| DATASET RECORDS |
━━━━━━

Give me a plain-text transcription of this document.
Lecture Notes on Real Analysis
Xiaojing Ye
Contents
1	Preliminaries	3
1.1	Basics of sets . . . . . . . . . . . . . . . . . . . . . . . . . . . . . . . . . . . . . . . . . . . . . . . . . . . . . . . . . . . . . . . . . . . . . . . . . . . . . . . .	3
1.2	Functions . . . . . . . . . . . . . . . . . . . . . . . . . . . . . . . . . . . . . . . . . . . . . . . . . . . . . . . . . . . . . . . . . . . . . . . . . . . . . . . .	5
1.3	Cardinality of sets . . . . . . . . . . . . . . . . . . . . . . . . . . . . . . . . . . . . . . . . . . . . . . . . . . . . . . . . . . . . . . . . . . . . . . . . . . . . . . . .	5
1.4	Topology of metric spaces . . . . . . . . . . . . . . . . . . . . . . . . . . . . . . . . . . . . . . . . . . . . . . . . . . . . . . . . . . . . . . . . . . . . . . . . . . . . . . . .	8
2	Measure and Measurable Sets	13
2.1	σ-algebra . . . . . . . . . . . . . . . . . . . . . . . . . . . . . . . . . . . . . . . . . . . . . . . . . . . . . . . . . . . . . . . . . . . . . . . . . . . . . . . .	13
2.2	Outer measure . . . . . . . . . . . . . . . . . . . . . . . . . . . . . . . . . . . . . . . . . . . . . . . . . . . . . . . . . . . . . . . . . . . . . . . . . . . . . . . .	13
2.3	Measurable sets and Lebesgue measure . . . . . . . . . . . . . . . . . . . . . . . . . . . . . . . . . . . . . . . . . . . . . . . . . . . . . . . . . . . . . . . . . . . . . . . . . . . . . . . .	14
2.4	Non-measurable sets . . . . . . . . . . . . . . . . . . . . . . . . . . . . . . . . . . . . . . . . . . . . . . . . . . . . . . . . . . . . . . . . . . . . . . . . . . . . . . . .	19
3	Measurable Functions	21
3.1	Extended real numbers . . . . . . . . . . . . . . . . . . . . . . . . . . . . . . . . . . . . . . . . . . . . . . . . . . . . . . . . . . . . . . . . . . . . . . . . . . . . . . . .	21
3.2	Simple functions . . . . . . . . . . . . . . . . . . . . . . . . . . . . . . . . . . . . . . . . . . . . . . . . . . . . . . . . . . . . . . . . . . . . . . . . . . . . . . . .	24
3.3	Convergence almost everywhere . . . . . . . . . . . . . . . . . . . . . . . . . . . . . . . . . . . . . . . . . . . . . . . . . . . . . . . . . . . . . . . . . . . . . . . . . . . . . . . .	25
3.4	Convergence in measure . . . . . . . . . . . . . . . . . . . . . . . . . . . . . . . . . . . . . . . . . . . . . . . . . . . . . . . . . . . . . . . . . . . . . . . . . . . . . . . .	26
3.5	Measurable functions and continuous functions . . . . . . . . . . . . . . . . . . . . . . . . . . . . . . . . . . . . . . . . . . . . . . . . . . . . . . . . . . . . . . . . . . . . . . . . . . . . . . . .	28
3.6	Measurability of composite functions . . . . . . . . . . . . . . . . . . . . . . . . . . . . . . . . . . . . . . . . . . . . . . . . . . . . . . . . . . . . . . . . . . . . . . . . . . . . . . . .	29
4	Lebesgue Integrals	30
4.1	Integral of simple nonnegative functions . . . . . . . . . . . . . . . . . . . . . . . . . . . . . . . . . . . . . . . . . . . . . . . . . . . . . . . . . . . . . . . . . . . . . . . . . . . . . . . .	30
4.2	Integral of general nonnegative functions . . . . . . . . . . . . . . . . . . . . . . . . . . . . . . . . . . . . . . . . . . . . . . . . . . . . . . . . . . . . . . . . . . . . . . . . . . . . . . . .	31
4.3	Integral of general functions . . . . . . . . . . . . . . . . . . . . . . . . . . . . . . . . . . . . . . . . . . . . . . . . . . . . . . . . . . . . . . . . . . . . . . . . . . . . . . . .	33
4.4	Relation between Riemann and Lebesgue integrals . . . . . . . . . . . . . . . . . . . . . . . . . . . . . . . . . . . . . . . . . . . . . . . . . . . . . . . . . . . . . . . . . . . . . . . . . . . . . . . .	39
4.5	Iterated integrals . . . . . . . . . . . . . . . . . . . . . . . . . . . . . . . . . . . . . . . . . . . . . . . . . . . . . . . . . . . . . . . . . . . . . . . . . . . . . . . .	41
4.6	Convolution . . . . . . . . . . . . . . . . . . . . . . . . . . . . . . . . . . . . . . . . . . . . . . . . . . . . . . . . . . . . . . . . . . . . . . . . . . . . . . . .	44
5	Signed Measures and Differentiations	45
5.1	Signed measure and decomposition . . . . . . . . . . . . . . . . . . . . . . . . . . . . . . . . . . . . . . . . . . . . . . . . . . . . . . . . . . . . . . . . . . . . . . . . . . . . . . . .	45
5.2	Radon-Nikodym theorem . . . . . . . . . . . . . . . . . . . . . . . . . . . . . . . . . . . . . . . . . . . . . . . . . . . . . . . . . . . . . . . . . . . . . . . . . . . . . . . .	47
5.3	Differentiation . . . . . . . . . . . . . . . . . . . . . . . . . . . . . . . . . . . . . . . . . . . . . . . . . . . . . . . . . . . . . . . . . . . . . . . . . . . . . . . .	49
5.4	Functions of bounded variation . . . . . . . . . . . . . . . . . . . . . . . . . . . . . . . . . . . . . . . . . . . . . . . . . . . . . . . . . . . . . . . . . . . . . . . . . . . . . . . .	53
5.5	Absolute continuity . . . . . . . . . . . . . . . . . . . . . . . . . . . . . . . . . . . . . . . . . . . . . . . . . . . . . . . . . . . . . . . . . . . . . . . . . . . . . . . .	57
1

━━━━━━

| SHORT TASK |
Look through the listing and extract every line with "Lebesgue" in it.

| COMPLETED EXERCISE |
2.3	Measurable sets and Lebesgue measure . . . . . . . . . . . . . . . . . . . . . . . . . . . . . . . . . . . . . . . . . . . . . . . . . . . . . . . . . . . . . . . . . . . . . . . . . . . . . . . .	14
4	Lebesgue Integrals	30
4.4	Relation between Riemann and Lebesgue integrals . . . . . . . . . . . . . . . . . . . . . . . . . . . . . . . . . . . . . . . . . . . . . . . . . . . . . . . . . . . . . . . . . . . . . . . . . . . . . . . .	39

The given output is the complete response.